_PROVIDED MATERIAL_
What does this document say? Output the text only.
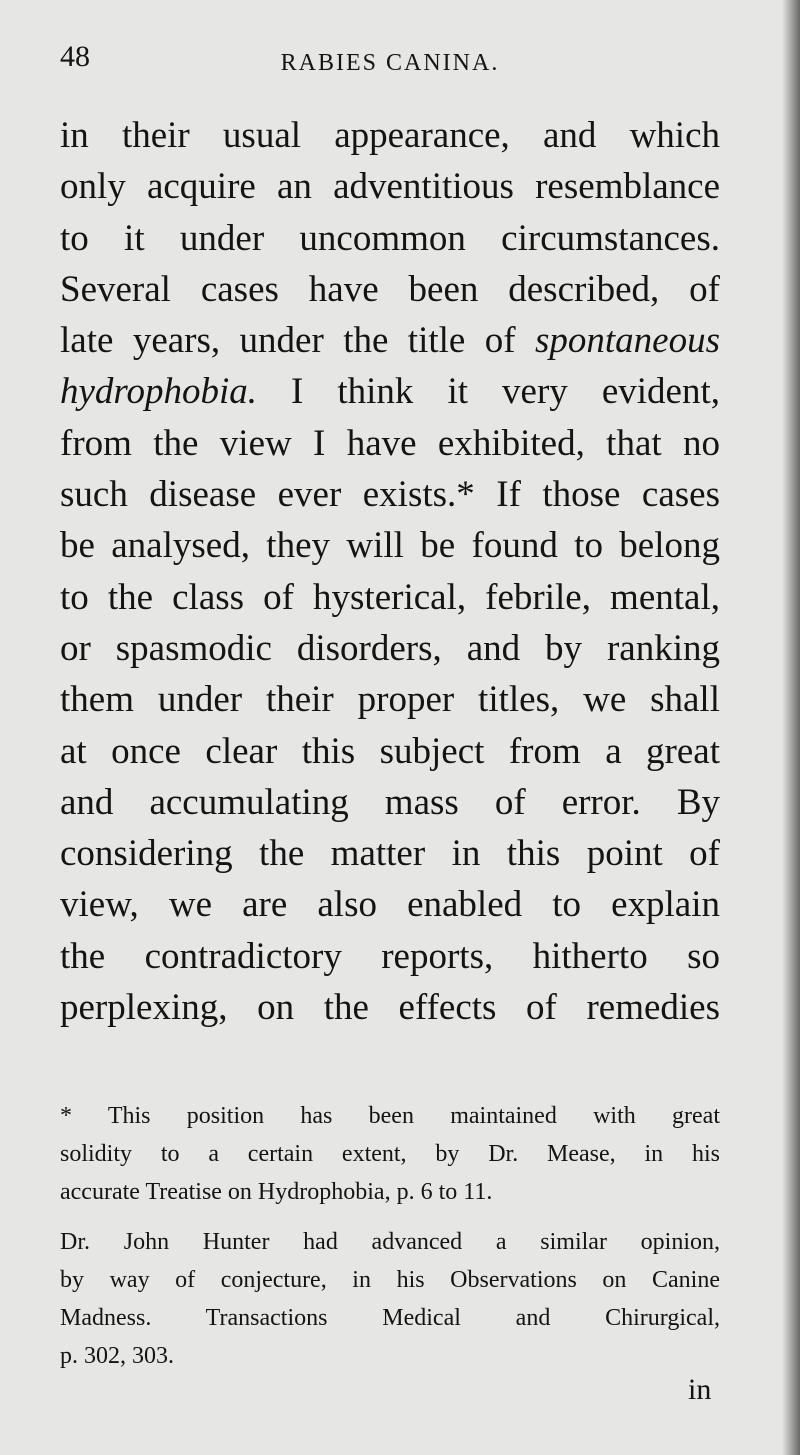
48	RABIES CANINA.
in their usual appearance, and which
only acquire an adventitious resemblance
to it under uncommon circumstances.
Several cases have been described, of
late years, under the title of spontaneous
hydrophobia. I think it very evident,
from the view I have exhibited, that no
such disease ever exists.* If those cases
be analysed, they will be found to belong
to the class of hysterical, febrile, mental,
or spasmodic disorders, and by ranking
them under their proper titles, we shall
at once clear this subject from a great
and accumulating mass of error. By
considering the matter in this point of
view, we are also enabled to explain
the contradictory reports, hitherto so
perplexing, on the effects of remedies
* This position has been maintained with great
solidity to a certain extent, by Dr. Mease, in his
accurate Treatise on Hydrophobia, p. 6 to 11.
Dr. John Hunter had advanced a similar opinion,
by way of conjecture, in his Observations on Canine
Madness. Transactions Medical and Chirurgical,
p. 302, 303.
in
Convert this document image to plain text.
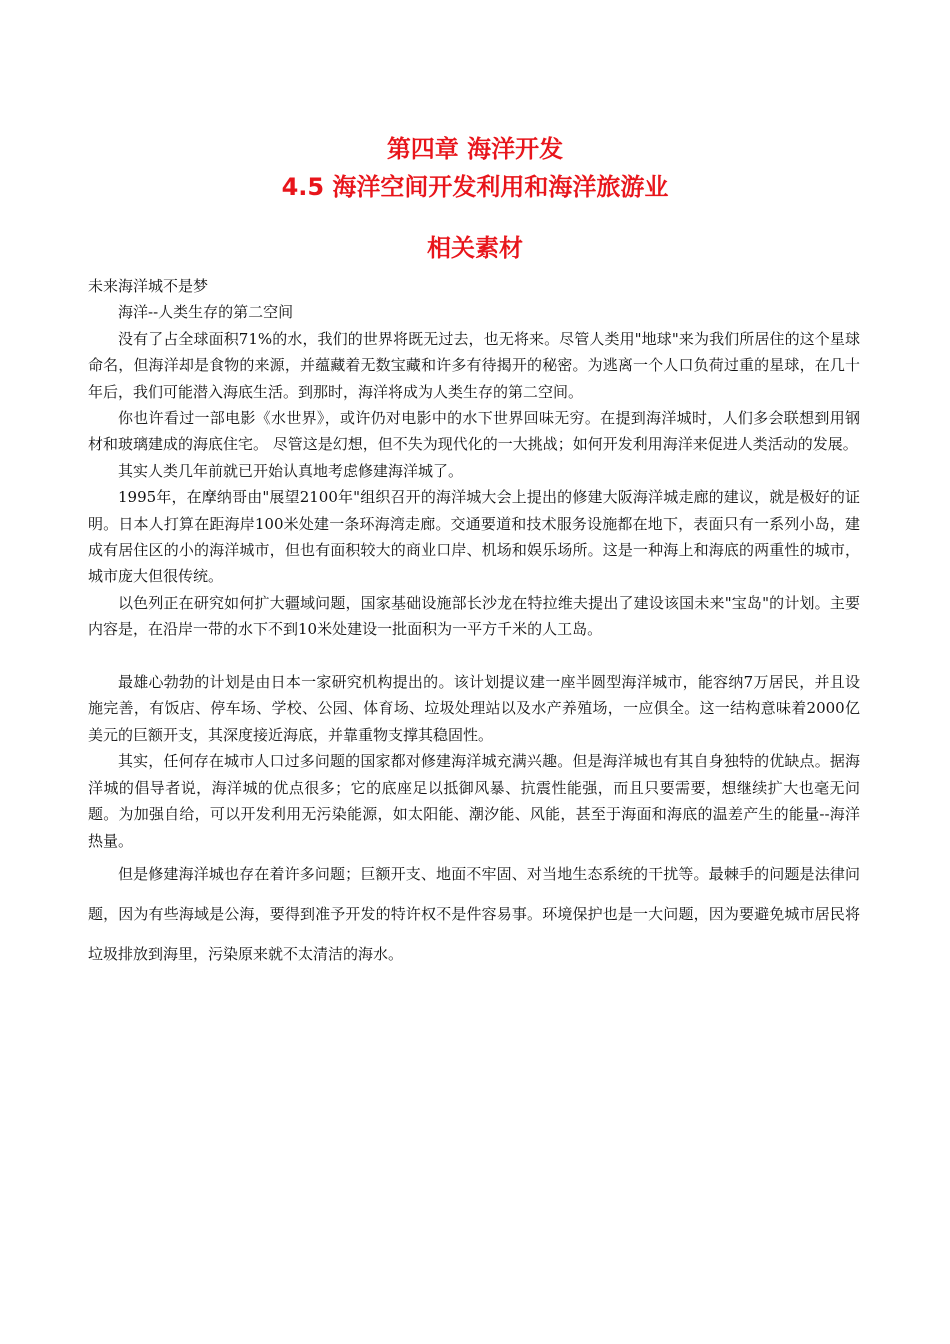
第四章 海洋开发
4.5 海洋空间开发利用和海洋旅游业
相关素材

未来海洋城不是梦

海洋--人类生存的第二空间

没有了占全球面积71%的水，我们的世界将既无过去，也无将来。尽管人类用"地球"来为我们所居住的这个星球命名，但海洋却是食物的来源，并蕴藏着无数宝藏和许多有待揭开的秘密。为逃离一个人口负荷过重的星球，在几十年后，我们可能潜入海底生活。到那时，海洋将成为人类生存的第二空间。

你也许看过一部电影《水世界》，或许仍对电影中的水下世界回味无穷。在提到海洋城时，人们多会联想到用钢材和玻璃建成的海底住宅。 尽管这是幻想，但不失为现代化的一大挑战；如何开发利用海洋来促进人类活动的发展。

其实人类几年前就已开始认真地考虑修建海洋城了。

1995年，在摩纳哥由"展望2100年"组织召开的海洋城大会上提出的修建大阪海洋城走廊的建议，就是极好的证明。日本人打算在距海岸100米处建一条环海湾走廊。交通要道和技术服务设施都在地下，表面只有一系列小岛，建成有居住区的小的海洋城市，但也有面积较大的商业口岸、机场和娱乐场所。这是一种海上和海底的两重性的城市，城市庞大但很传统。

以色列正在研究如何扩大疆域问题，国家基础设施部长沙龙在特拉维夫提出了建设该国未来"宝岛"的计划。主要内容是，在沿岸一带的水下不到10米处建设一批面积为一平方千米的人工岛。

最雄心勃勃的计划是由日本一家研究机构提出的。该计划提议建一座半圆型海洋城市，能容纳7万居民，并且设施完善，有饭店、停车场、学校、公园、体育场、垃圾处理站以及水产养殖场，一应俱全。这一结构意味着2000亿美元的巨额开支，其深度接近海底，并靠重物支撑其稳固性。

其实，任何存在城市人口过多问题的国家都对修建海洋城充满兴趣。但是海洋城也有其自身独特的优缺点。据海洋城的倡导者说，海洋城的优点很多；它的底座足以抵御风暴、抗震性能强，而且只要需要，想继续扩大也毫无问题。为加强自给，可以开发利用无污染能源，如太阳能、潮汐能、风能，甚至于海面和海底的温差产生的能量--海洋热量。

但是修建海洋城也存在着许多问题；巨额开支、地面不牢固、对当地生态系统的干扰等。最棘手的问题是法律问题，因为有些海域是公海，要得到准予开发的特许权不是件容易事。环境保护也是一大问题，因为要避免城市居民将垃圾排放到海里，污染原来就不太清洁的海水。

_WHAT YOU NEED TO DO_
Look for the word "document" in every line of the listing and copy the lines that have it.

_TASK RESPONSE_
What does this document say? Output the text only.
Convert this document image to plain text.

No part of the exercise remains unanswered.